Work instruction: What is needed is each line of the data below that holds the string "alpha".

(Exercise data)

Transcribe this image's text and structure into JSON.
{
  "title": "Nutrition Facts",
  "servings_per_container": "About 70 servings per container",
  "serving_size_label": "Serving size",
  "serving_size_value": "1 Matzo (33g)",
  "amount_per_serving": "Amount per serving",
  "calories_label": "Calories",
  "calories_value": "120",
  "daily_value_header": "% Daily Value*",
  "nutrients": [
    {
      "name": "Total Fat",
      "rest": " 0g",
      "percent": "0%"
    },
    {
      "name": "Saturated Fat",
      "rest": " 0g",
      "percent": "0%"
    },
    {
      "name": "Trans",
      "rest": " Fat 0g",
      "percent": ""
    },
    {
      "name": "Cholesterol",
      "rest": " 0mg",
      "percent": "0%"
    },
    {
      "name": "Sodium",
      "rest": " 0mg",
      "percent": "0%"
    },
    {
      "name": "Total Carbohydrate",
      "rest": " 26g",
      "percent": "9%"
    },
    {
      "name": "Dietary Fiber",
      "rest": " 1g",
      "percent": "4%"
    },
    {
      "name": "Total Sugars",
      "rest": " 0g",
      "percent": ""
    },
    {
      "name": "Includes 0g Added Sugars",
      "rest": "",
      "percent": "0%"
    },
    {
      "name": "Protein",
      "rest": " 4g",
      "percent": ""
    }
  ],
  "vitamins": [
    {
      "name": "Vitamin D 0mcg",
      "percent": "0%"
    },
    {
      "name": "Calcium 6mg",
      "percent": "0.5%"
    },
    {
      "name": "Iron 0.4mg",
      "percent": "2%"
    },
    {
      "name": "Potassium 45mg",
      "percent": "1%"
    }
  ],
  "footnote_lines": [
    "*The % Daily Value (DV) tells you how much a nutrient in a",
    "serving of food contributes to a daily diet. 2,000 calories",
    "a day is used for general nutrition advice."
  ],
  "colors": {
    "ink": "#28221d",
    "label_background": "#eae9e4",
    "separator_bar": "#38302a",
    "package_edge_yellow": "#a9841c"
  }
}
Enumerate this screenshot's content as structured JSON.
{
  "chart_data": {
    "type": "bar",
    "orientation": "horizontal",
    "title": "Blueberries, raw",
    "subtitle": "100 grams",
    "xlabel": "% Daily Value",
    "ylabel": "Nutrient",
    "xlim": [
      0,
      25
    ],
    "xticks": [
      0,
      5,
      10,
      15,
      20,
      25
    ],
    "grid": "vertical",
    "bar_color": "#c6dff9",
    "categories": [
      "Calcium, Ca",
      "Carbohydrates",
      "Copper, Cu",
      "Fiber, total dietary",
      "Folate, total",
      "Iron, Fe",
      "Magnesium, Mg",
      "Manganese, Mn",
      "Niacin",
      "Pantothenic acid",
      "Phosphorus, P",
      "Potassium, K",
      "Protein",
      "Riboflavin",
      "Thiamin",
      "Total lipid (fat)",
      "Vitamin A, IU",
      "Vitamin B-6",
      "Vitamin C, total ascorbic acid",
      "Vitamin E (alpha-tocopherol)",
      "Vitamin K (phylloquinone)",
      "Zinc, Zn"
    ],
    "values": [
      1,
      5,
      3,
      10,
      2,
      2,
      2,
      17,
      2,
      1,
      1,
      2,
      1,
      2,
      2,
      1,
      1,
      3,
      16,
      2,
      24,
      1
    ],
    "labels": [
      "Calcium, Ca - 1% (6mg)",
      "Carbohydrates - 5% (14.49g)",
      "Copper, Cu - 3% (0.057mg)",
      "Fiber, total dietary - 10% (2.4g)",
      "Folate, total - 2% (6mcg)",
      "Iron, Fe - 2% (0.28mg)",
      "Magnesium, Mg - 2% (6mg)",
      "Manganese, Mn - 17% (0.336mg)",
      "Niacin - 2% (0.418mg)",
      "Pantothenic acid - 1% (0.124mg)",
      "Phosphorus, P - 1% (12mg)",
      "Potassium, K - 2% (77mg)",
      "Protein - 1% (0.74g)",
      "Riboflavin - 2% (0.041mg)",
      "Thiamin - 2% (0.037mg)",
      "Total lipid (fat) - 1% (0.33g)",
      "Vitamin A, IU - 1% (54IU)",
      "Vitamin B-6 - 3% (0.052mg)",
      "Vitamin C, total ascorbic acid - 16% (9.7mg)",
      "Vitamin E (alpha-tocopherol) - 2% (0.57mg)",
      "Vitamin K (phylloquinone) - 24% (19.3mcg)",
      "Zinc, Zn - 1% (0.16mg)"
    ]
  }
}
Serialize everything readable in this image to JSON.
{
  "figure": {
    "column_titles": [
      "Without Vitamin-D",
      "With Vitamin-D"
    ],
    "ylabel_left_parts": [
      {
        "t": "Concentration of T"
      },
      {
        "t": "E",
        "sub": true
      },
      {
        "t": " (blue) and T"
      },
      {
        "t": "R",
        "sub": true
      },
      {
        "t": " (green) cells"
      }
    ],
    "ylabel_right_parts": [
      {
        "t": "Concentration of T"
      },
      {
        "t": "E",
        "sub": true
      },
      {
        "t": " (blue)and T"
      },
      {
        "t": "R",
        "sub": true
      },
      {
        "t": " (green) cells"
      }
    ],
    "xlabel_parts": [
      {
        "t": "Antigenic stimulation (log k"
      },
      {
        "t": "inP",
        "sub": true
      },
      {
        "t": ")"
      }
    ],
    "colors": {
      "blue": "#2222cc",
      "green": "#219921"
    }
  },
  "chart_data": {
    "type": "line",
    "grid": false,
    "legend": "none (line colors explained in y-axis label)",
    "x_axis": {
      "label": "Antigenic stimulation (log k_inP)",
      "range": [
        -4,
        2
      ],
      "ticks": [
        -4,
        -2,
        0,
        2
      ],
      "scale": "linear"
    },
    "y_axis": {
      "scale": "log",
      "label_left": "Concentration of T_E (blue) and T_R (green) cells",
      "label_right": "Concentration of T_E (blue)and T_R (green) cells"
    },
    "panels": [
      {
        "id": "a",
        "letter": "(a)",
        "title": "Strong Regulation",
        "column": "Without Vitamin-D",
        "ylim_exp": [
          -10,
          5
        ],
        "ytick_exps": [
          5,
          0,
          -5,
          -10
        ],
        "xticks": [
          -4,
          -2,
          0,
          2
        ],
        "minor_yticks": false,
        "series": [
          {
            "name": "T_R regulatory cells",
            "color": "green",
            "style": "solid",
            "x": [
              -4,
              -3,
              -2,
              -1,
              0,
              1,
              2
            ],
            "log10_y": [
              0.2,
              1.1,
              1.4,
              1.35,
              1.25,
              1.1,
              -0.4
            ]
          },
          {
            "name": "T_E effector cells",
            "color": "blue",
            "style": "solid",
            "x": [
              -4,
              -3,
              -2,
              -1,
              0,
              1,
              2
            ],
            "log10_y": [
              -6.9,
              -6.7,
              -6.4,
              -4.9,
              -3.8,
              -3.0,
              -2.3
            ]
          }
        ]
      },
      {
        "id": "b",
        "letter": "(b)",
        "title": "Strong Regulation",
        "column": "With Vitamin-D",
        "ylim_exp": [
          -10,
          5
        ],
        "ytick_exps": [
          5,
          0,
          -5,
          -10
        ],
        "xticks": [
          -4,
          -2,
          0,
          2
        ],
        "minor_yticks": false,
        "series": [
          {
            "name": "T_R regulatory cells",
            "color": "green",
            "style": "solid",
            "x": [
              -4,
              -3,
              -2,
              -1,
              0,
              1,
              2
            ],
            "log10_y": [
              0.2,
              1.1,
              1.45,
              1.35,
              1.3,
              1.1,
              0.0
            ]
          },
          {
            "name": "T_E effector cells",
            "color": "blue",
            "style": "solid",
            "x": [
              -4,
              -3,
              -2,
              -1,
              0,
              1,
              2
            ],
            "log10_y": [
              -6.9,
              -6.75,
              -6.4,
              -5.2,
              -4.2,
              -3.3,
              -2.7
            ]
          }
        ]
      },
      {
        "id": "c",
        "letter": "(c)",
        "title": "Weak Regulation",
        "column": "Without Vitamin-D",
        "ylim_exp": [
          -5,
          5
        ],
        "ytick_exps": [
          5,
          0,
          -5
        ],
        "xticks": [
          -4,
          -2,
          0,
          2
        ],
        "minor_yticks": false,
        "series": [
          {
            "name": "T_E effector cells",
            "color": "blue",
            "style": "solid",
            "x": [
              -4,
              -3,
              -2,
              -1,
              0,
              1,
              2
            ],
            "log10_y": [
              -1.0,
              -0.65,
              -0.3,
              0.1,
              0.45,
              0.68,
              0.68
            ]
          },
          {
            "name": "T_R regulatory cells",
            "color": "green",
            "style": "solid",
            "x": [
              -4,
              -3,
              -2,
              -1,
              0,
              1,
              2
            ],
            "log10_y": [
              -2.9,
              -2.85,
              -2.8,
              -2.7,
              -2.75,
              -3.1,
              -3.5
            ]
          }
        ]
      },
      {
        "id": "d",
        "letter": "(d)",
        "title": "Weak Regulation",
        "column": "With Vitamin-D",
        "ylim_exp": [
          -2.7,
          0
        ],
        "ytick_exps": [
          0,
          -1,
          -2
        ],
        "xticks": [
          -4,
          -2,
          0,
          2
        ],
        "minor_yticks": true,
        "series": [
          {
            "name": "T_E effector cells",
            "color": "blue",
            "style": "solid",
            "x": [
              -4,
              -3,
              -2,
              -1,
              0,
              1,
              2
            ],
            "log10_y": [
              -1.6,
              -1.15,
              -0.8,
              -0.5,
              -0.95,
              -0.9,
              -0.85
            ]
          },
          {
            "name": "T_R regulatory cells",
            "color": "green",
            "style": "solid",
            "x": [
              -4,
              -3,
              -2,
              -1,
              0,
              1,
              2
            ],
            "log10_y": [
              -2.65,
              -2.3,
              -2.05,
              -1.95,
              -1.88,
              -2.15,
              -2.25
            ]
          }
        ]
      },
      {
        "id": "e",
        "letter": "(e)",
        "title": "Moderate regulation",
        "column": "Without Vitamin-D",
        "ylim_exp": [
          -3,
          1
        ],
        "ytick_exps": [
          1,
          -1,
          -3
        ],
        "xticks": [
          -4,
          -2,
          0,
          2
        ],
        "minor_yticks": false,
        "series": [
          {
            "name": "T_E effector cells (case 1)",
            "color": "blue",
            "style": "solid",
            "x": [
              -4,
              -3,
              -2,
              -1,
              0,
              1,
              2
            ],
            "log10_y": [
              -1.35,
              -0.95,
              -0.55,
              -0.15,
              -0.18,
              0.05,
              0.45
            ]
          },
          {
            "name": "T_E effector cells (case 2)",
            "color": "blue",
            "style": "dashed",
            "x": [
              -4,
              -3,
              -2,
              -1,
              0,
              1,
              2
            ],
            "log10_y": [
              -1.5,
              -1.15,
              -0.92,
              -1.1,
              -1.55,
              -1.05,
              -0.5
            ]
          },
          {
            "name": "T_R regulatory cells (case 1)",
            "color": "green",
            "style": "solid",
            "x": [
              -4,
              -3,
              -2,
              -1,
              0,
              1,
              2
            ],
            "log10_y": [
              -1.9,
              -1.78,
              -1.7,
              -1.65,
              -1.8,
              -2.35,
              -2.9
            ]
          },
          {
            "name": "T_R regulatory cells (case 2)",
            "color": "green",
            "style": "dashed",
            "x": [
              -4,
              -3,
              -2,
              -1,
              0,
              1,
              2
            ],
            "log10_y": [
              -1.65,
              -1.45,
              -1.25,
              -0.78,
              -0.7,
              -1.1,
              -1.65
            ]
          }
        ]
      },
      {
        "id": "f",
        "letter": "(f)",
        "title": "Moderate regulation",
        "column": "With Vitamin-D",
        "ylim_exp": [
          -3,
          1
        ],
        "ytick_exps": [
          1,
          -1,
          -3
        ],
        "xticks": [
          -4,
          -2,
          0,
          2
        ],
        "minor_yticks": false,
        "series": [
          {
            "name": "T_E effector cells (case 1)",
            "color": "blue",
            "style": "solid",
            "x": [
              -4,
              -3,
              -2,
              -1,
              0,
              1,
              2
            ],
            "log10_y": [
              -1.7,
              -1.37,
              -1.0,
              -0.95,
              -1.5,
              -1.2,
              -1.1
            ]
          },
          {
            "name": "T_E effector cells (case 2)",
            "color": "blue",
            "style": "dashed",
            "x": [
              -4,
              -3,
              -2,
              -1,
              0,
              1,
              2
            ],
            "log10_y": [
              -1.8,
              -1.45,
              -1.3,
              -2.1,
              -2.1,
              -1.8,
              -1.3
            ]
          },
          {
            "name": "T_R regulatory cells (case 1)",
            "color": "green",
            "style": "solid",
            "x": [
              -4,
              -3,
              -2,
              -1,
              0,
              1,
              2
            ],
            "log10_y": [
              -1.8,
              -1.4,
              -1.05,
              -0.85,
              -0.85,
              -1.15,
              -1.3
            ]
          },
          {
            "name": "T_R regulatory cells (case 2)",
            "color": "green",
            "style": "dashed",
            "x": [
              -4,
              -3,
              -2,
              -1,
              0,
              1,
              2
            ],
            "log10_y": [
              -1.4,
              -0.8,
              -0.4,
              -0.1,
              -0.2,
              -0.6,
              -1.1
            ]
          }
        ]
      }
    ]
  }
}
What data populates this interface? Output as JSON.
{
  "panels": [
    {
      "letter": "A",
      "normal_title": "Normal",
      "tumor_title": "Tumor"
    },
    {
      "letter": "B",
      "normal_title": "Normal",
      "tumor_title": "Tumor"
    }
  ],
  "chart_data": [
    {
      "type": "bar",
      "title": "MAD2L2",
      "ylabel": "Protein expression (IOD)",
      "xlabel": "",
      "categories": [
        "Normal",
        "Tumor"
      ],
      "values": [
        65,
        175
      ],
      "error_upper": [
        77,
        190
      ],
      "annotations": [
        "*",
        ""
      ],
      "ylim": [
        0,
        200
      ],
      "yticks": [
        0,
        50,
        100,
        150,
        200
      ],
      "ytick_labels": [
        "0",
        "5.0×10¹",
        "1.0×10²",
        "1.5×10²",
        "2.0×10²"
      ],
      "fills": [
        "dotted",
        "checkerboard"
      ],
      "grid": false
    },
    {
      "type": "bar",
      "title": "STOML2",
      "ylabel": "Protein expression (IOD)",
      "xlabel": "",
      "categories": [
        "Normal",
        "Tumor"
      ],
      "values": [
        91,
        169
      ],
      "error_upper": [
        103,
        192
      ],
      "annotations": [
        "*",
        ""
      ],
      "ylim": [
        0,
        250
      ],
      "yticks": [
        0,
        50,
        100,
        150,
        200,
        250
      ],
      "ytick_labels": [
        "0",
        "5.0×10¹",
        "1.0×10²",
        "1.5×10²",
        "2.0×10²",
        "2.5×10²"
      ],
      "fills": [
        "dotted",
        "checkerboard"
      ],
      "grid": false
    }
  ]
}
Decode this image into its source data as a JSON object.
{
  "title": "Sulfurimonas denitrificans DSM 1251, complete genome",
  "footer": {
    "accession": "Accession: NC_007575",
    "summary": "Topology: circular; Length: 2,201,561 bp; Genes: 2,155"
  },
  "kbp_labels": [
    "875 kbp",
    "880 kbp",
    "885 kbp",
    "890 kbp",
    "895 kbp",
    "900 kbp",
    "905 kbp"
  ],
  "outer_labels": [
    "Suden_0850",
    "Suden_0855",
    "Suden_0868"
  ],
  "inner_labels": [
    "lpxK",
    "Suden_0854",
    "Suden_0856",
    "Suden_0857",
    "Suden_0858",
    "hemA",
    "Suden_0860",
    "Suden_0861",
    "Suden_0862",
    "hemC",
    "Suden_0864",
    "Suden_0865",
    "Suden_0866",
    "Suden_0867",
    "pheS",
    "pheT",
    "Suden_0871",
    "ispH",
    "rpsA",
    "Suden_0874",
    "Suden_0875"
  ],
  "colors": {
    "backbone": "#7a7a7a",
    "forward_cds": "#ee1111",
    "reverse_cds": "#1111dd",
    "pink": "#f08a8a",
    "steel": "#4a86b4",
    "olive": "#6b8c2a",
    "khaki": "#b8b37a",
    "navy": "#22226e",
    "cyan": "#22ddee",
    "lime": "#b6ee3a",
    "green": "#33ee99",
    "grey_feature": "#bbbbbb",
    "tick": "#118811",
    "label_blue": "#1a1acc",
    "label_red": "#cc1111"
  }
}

(End Exercise data)

Your solution:
      "Vitamin E (alpha-tocopherol)",
      "Vitamin E (alpha-tocopherol) - 2% (0.57mg)",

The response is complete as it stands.